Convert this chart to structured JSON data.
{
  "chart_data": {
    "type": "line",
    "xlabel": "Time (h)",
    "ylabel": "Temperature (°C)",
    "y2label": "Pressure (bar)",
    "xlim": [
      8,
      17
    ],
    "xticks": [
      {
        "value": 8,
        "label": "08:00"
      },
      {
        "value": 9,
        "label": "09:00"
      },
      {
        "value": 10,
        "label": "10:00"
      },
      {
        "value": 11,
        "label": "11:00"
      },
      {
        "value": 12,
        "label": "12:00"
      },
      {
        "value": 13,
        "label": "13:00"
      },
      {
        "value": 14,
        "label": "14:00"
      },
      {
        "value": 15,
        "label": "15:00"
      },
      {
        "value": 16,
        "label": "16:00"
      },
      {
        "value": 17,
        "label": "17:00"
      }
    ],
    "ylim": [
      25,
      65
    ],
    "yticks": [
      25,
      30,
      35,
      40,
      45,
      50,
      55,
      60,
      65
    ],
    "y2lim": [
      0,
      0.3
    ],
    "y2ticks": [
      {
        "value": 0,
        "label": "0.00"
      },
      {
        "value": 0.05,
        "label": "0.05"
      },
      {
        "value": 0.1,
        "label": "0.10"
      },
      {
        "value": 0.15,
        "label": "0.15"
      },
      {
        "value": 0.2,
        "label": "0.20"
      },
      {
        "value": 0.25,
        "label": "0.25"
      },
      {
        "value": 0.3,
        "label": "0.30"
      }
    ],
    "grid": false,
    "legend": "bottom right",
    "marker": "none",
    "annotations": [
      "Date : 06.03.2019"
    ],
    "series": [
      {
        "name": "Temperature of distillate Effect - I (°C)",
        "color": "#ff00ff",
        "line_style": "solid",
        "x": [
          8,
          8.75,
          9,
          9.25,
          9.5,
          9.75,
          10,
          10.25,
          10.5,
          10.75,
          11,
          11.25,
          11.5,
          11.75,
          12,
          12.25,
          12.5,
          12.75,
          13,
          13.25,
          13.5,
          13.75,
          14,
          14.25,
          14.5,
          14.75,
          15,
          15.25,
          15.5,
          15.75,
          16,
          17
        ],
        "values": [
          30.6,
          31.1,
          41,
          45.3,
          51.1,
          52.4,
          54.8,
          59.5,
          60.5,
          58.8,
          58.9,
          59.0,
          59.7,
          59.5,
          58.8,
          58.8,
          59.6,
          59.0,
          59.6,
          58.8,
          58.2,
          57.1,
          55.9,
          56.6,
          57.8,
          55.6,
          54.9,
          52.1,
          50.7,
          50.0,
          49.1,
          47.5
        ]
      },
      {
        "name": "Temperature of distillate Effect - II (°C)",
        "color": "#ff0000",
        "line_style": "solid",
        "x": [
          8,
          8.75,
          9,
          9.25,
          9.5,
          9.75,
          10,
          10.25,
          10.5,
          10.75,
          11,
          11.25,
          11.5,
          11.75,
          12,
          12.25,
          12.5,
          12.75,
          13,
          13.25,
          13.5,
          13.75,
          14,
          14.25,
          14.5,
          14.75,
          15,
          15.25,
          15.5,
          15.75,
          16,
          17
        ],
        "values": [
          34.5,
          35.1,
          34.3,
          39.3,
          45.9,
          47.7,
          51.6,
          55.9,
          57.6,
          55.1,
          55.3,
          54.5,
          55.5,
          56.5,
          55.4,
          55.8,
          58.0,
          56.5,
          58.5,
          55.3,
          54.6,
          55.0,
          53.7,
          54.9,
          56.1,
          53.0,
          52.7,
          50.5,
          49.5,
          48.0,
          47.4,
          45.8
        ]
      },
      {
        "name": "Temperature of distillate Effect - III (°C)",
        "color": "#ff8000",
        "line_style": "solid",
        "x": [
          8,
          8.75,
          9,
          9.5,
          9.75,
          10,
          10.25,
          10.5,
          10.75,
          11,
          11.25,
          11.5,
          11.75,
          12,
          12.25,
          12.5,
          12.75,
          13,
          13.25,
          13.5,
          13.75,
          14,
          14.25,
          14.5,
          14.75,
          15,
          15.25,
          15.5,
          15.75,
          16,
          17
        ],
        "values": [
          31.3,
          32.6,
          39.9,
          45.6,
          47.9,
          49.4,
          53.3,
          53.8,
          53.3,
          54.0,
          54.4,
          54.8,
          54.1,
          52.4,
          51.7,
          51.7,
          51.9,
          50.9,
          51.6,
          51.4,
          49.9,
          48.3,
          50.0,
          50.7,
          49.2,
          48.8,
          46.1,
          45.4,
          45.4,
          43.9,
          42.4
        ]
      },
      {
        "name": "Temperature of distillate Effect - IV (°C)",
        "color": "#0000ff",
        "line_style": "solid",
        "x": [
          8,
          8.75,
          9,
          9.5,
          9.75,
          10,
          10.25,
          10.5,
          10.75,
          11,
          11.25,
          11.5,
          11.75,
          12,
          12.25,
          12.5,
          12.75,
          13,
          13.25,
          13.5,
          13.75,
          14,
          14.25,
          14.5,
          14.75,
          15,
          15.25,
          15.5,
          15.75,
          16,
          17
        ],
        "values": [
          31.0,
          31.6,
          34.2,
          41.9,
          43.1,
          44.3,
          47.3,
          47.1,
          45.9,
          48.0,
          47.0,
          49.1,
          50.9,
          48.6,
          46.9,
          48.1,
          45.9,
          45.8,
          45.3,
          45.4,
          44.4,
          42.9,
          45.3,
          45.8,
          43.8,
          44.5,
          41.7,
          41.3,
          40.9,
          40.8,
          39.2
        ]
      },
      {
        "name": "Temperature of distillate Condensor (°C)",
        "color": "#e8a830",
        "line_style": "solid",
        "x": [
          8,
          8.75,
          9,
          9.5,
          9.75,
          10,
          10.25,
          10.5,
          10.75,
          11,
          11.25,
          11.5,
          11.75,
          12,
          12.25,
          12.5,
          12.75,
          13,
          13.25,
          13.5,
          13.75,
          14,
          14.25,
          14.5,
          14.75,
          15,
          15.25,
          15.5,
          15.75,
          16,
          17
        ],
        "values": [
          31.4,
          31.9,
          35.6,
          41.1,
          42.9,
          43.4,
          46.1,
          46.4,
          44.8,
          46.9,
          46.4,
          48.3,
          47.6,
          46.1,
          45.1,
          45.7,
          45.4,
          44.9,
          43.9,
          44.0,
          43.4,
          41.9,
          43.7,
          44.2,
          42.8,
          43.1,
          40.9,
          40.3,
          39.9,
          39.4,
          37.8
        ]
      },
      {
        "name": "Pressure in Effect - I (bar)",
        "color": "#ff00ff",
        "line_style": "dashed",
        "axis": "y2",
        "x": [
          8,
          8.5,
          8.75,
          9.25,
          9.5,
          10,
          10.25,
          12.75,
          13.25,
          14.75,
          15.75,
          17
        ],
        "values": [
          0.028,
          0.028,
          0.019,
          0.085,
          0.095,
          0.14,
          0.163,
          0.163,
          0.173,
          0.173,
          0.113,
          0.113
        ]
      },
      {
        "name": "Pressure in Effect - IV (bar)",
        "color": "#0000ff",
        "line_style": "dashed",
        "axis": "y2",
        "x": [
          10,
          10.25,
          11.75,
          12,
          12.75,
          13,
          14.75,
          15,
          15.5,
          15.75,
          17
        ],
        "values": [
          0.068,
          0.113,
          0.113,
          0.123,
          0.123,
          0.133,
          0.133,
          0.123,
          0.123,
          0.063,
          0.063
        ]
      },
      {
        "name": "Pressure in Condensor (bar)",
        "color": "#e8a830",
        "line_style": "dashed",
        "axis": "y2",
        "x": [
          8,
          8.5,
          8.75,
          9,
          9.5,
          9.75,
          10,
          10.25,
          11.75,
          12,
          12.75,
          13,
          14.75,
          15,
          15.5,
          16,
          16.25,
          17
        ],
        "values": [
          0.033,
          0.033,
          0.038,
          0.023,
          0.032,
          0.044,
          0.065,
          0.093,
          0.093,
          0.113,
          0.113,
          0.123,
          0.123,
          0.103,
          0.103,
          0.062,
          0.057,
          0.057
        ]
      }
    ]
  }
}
····················
**Aim of the task:** Tell how many lines in the material above include the word "Condensor", giving the number only.

**Answer in full:** 2